===== Document text
I think we have to look at each Presidency in a broad fashion. I believe you when you say, “ that Reagan really only had one extraordinary year—1984. The rest are not extraordinary—certainly no better than Clinton’s.” The Clinton years were good years economically, and the equivalent of Reagan’s years (excepting that one year), but I believe Reagan laid a lot of the ground work and I believe that Clinton somewhat of a pragmatist was pushed in the right direction by Congress. However, when we look at the totality of the President’s term we note that Reagan ended the Cold War, set the economy up for growth, and performed admirably with a few mistakes. Clinton made a lot more mistakes and was a bit too mired in scandal, much of which has been reproduced by his other half.
I appreciate your attempt to resurrect the Carter Administration. I don’t think anyone believes that everything Carter’s Administration did was a failure. But, do you believe he was a better President than Clinton? Reagan? I don’t think you do. How about FDR, Truman, Eisenhower, JFK?. Of course, we can include Obama in the mix, but I think we have to wait a bit to develop that broader perspective you seek. Volcker’s appointment was a bit late for the administration.
Other than the appointment of Volcker do you think Carter’s policies were adequate and proficient at fighting inflation? The President’s body language and demeanor does have an effect on the nation.
==========
- [What needs to be done] In the comment on presidents, which year is called Reagan's one extraordinary year? The data after this comment isn't needed.
===== Listed records
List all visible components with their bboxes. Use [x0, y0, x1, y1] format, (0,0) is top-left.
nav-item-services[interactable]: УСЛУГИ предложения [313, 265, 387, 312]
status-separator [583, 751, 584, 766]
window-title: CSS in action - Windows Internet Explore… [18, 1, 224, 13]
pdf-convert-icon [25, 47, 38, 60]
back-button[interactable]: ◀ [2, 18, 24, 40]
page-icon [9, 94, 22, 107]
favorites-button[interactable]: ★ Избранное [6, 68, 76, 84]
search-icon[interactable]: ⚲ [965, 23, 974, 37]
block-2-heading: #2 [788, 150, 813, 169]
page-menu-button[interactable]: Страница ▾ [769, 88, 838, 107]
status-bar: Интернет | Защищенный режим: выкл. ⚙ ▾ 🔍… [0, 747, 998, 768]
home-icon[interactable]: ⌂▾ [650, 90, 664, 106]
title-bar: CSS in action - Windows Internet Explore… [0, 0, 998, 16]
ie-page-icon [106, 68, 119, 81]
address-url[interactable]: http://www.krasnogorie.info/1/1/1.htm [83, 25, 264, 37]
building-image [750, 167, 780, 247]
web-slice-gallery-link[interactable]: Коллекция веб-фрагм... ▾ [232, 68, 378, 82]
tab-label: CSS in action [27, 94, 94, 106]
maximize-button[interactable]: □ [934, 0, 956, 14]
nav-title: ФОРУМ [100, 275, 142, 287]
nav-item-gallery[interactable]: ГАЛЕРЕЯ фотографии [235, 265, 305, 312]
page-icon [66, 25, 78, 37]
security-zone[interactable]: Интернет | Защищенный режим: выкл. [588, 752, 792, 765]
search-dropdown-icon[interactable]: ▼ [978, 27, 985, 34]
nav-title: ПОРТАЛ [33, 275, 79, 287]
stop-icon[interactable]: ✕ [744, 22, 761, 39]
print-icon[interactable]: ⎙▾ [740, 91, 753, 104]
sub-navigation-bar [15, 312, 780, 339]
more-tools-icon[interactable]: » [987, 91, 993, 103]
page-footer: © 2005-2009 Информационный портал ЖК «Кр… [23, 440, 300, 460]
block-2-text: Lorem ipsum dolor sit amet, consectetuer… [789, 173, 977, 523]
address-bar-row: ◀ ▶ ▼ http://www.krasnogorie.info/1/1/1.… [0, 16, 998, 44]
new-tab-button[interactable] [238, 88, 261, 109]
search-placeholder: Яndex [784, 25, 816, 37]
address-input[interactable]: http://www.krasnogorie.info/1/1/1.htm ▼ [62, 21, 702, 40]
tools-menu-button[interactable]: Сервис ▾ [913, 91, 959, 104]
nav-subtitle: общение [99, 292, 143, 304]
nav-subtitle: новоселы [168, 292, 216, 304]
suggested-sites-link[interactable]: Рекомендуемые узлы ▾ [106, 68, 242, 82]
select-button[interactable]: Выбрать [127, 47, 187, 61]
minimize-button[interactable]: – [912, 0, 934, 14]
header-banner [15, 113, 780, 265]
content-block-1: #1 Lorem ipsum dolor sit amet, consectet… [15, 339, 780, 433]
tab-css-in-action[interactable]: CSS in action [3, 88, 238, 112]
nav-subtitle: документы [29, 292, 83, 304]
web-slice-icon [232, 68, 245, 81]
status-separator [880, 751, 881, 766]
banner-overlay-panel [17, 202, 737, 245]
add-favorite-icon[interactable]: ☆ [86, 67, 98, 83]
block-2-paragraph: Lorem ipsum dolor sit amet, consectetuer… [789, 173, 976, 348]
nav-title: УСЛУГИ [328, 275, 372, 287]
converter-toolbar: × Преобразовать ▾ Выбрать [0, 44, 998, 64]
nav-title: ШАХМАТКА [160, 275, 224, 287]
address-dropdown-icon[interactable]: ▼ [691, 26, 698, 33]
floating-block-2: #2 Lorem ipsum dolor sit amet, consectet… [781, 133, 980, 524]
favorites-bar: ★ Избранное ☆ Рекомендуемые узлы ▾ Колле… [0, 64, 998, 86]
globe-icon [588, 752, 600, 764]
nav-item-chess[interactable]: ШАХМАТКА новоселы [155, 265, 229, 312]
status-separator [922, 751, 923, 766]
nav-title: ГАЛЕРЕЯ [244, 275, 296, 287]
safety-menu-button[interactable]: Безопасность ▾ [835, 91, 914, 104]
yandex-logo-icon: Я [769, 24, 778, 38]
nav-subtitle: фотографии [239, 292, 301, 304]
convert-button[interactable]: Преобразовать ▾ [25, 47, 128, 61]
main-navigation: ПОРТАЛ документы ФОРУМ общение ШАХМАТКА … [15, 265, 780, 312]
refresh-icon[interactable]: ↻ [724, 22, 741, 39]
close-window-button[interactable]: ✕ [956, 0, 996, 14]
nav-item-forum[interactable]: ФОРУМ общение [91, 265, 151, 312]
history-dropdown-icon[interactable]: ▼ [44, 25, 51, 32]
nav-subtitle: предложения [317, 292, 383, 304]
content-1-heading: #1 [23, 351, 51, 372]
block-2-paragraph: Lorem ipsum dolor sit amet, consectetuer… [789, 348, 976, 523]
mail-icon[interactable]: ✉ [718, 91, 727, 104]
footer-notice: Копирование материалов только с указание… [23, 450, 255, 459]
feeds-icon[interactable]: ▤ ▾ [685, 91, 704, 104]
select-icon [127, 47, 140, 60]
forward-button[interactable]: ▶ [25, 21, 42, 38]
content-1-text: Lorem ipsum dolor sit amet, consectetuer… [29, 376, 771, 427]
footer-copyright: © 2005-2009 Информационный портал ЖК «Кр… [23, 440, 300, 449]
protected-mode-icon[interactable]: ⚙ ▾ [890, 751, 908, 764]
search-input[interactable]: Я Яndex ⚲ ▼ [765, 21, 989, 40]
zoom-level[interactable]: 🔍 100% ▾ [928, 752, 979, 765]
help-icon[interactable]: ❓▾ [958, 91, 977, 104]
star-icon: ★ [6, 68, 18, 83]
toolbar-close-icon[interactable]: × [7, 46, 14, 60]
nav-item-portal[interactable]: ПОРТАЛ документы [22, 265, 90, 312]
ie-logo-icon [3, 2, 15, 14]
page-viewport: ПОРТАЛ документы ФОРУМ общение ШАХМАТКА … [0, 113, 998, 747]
==========
- [Answer box] 1984